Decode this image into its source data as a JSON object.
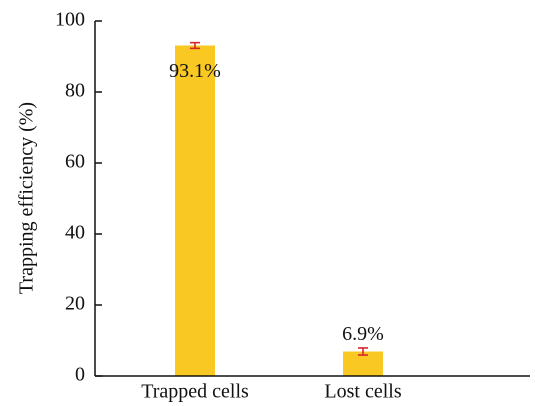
{
  "chart_data": {
    "type": "bar",
    "ylabel": "Trapping  efficiency (%)",
    "categories": [
      "Trapped cells",
      "Lost cells"
    ],
    "values": [
      93.1,
      6.9
    ],
    "value_labels": [
      "93.1%",
      "6.9%"
    ],
    "errors": [
      0.8,
      1.0
    ],
    "color": "#f9c823",
    "error_color": "#d9262b",
    "ylim": [
      0,
      100
    ],
    "yticks": [
      0,
      20,
      40,
      60,
      80,
      100
    ],
    "grid": false
  }
}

==================================================

[Work item] Every entry above needs to be duplicated precisely, and none of the pictures should appear.

[Written solution]
Decode this image into its source data as a JSON object.
{
  "chart_data": {
    "type": "bar",
    "ylabel": "Trapping  efficiency (%)",
    "categories": [
      "Trapped cells",
      "Lost cells"
    ],
    "values": [
      93.1,
      6.9
    ],
    "value_labels": [
      "93.1%",
      "6.9%"
    ],
    "errors": [
      0.8,
      1.0
    ],
    "color": "#f9c823",
    "error_color": "#d9262b",
    "ylim": [
      0,
      100
    ],
    "yticks": [
      0,
      20,
      40,
      60,
      80,
      100
    ],
    "grid": false
  }
}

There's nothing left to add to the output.